*Task description*: Go through the data below. Pull out every line that has the word "kursistfordelingen".

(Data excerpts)
--- begin ---

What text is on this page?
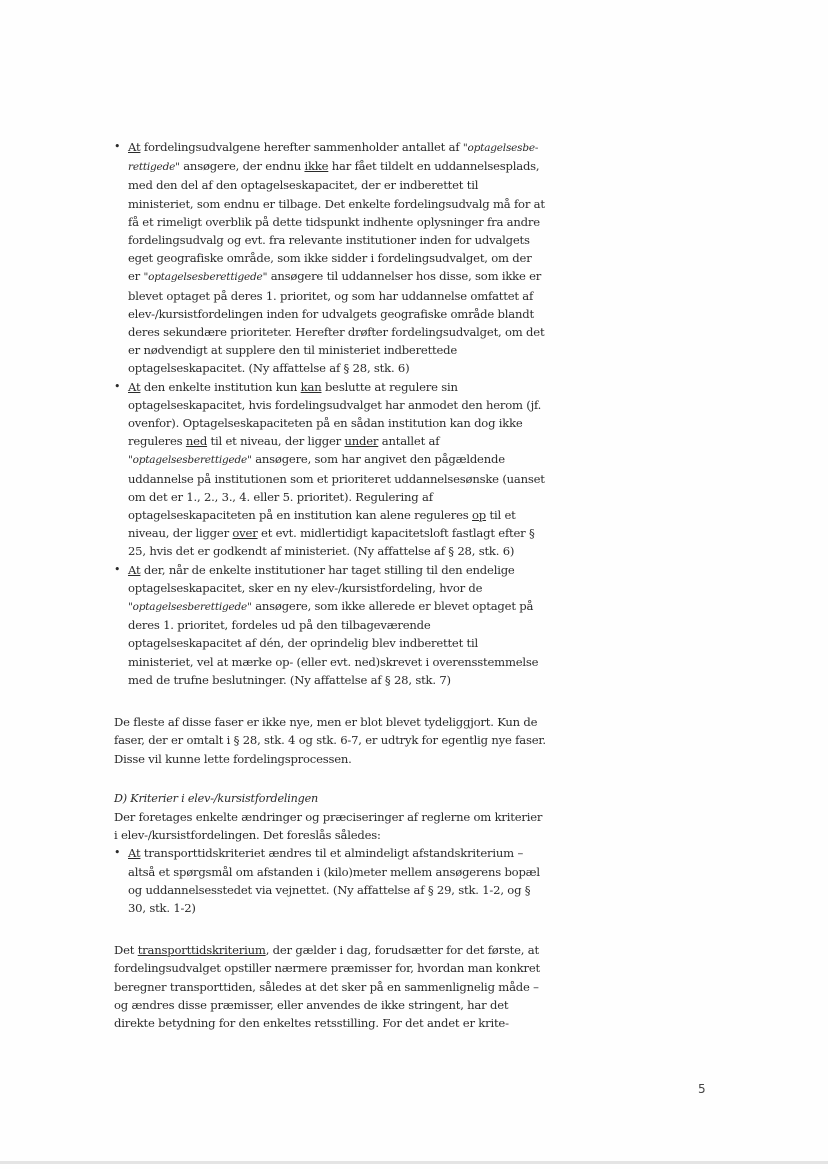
• At fordelingsudvalgene herefter sammenholder antallet af "optagelsesbe-rettigede" ansøgere, der endnu ikke har fået tildelt en uddannelsesplads, med den del af den optagelseskapacitet, der er indberettet til ministeriet, som endnu er tilbage. Det enkelte fordelingsudvalg må for at få et rimeligt overblik på dette tidspunkt indhente oplysninger fra andre fordelingsudvalg og evt. fra relevante institutioner inden for udvalgets eget geografiske område, som ikke sidder i fordelingsudvalget, om der er "optagelsesberettigede" ansøgere til uddannelser hos disse, som ikke er blevet optaget på deres 1. prioritet, og som har uddannelse omfattet af elev-/kursistfordelingen inden for udvalgets geografiske område blandt deres sekundære prioriteter. Herefter drøfter fordelingsudvalget, om det er nødvendigt at supplere den til ministeriet indberettede optagelseskapacitet. (Ny affattelse af § 28, stk. 6)
• At den enkelte institution kun kan beslutte at regulere sin optagelseskapacitet, hvis fordelingsudvalget har anmodet den herom (jf. ovenfor). Optagelseskapaciteten på en sådan institution kan dog ikke reguleres ned til et niveau, der ligger under antallet af "optagelsesberettigede" ansøgere, som har angivet den pågældende uddannelse på institutionen som et prioriteret uddannelsesønske (uanset om det er 1., 2., 3., 4. eller 5. prioritet). Regulering af optagelseskapaciteten på en institution kan alene reguleres op til et niveau, der ligger over et evt. midlertidigt kapacitetsloft fastlagt efter § 25, hvis det er godkendt af ministeriet. (Ny affattelse af § 28, stk. 6)
• At der, når de enkelte institutioner har taget stilling til den endelige optagelseskapacitet, sker en ny elev-/kursistfordeling, hvor de "optagelsesberettigede" ansøgere, som ikke allerede er blevet optaget på deres 1. prioritet, fordeles ud på den tilbageværende optagelseskapacitet af dén, der oprindelig blev indberettet til ministeriet, vel at mærke op- (eller evt. ned)skrevet i overensstemmelse med de trufne beslutninger. (Ny affattelse af § 28, stk. 7)

De fleste af disse faser er ikke nye, men er blot blevet tydeliggjort. Kun de faser, der er omtalt i § 28, stk. 4 og stk. 6-7, er udtryk for egentlig nye faser. Disse vil kunne lette fordelingsprocessen.

D) Kriterier i elev-/kursistfordelingen
Der foretages enkelte ændringer og præciseringer af reglerne om kriterier i elev-/kursistfordelingen. Det foreslås således:
• At transporttidskriteriet ændres til et almindeligt afstandskriterium – altså et spørgsmål om afstanden i (kilo)meter mellem ansøgerens bopæl og uddannelsesstedet via vejnettet. (Ny affattelse af § 29, stk. 1-2, og § 30, stk. 1-2)

Det transporttidskriterium, der gælder i dag, forudsætter for det første, at fordelingsudvalget opstiller nærmere præmisser for, hvordan man konkret beregner transporttiden, således at det sker på en sammenlignelig måde – og ændres disse præmisser, eller anvendes de ikke stringent, har det direkte betydning for den enkeltes retsstilling. For det andet er krite-

5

--- end ---

*Result of the task*:
• At fordelingsudvalgene herefter sammenholder antallet af "optagelsesbe-rettigede" ansøgere, der endnu ikke har fået tildelt en uddannelsesplads, med den del af den optagelseskapacitet, der er indberettet til ministeriet, som endnu er tilbage. Det enkelte fordelingsudvalg må for at få et rimeligt overblik på dette tidspunkt indhente oplysninger fra andre fordelingsudvalg og evt. fra relevante institutioner inden for udvalgets eget geografiske område, som ikke sidder i fordelingsudvalget, om der er "optagelsesberettigede" ansøgere til uddannelser hos disse, som ikke er blevet optaget på deres 1. prioritet, og som har uddannelse omfattet af elev-/kursistfordelingen inden for udvalgets geografiske område blandt deres sekundære prioriteter. Herefter drøfter fordelingsudvalget, om det er nødvendigt at supplere den til ministeriet indberettede optagelseskapacitet. (Ny affattelse af § 28, stk. 6)
D) Kriterier i elev-/kursistfordelingen
Der foretages enkelte ændringer og præciseringer af reglerne om kriterier i elev-/kursistfordelingen. Det foreslås således:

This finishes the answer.